**WHAT TO DO:** Each entry should be quoted word for word, including every mark of punctuation.
□ □ □ □ □
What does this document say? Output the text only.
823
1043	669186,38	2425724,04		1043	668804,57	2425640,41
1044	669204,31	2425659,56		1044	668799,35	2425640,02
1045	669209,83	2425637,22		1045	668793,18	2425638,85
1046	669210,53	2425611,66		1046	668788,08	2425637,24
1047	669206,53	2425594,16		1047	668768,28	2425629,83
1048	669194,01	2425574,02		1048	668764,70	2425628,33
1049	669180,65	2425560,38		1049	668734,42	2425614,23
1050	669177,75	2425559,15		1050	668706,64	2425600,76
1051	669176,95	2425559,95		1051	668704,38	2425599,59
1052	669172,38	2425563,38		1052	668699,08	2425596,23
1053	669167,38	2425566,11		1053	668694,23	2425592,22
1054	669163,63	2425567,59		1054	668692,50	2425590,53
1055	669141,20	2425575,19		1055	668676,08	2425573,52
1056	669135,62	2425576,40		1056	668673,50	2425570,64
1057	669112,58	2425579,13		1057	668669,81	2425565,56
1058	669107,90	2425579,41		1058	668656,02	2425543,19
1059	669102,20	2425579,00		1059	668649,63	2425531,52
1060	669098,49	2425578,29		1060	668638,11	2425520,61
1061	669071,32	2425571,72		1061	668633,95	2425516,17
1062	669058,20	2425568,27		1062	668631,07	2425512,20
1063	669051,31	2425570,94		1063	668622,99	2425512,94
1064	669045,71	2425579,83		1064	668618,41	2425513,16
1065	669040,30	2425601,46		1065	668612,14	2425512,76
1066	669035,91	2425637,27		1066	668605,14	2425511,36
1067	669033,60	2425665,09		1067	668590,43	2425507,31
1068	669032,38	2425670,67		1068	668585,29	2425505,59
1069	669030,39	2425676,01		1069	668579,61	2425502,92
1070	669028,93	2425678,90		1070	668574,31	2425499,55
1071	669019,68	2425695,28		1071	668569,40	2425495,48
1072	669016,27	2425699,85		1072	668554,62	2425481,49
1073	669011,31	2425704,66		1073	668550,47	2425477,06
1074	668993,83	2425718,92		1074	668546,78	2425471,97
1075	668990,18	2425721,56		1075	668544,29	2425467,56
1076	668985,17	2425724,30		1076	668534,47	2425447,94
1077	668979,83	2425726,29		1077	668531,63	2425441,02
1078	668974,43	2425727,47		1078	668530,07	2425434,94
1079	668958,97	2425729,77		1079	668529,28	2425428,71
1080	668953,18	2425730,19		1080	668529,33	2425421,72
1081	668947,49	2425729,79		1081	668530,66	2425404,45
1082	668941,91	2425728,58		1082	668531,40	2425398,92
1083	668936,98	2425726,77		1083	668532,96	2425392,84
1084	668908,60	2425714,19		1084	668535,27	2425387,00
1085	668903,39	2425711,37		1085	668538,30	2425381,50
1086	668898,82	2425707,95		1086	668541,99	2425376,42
□ □ □ □ □
**OUTPUT OF THE TASK:**
What does this document say? Output the text only.
823
1043	669186,38	2425724,04		1043	668804,57	2425640,41
1044	669204,31	2425659,56		1044	668799,35	2425640,02
1045	669209,83	2425637,22		1045	668793,18	2425638,85
1046	669210,53	2425611,66		1046	668788,08	2425637,24
1047	669206,53	2425594,16		1047	668768,28	2425629,83
1048	669194,01	2425574,02		1048	668764,70	2425628,33
1049	669180,65	2425560,38		1049	668734,42	2425614,23
1050	669177,75	2425559,15		1050	668706,64	2425600,76
1051	669176,95	2425559,95		1051	668704,38	2425599,59
1052	669172,38	2425563,38		1052	668699,08	2425596,23
1053	669167,38	2425566,11		1053	668694,23	2425592,22
1054	669163,63	2425567,59		1054	668692,50	2425590,53
1055	669141,20	2425575,19		1055	668676,08	2425573,52
1056	669135,62	2425576,40		1056	668673,50	2425570,64
1057	669112,58	2425579,13		1057	668669,81	2425565,56
1058	669107,90	2425579,41		1058	668656,02	2425543,19
1059	669102,20	2425579,00		1059	668649,63	2425531,52
1060	669098,49	2425578,29		1060	668638,11	2425520,61
1061	669071,32	2425571,72		1061	668633,95	2425516,17
1062	669058,20	2425568,27		1062	668631,07	2425512,20
1063	669051,31	2425570,94		1063	668622,99	2425512,94
1064	669045,71	2425579,83		1064	668618,41	2425513,16
1065	669040,30	2425601,46		1065	668612,14	2425512,76
1066	669035,91	2425637,27		1066	668605,14	2425511,36
1067	669033,60	2425665,09		1067	668590,43	2425507,31
1068	669032,38	2425670,67		1068	668585,29	2425505,59
1069	669030,39	2425676,01		1069	668579,61	2425502,92
1070	669028,93	2425678,90		1070	668574,31	2425499,55
1071	669019,68	2425695,28		1071	668569,40	2425495,48
1072	669016,27	2425699,85		1072	668554,62	2425481,49
1073	669011,31	2425704,66		1073	668550,47	2425477,06
1074	668993,83	2425718,92		1074	668546,78	2425471,97
1075	668990,18	2425721,56		1075	668544,29	2425467,56
1076	668985,17	2425724,30		1076	668534,47	2425447,94
1077	668979,83	2425726,29		1077	668531,63	2425441,02
1078	668974,43	2425727,47		1078	668530,07	2425434,94
1079	668958,97	2425729,77		1079	668529,28	2425428,71
1080	668953,18	2425730,19		1080	668529,33	2425421,72
1081	668947,49	2425729,79		1081	668530,66	2425404,45
1082	668941,91	2425728,58		1082	668531,40	2425398,92
1083	668936,98	2425726,77		1083	668532,96	2425392,84
1084	668908,60	2425714,19		1084	668535,27	2425387,00
1085	668903,39	2425711,37		1085	668538,30	2425381,50
1086	668898,82	2425707,95		1086	668541,99	2425376,42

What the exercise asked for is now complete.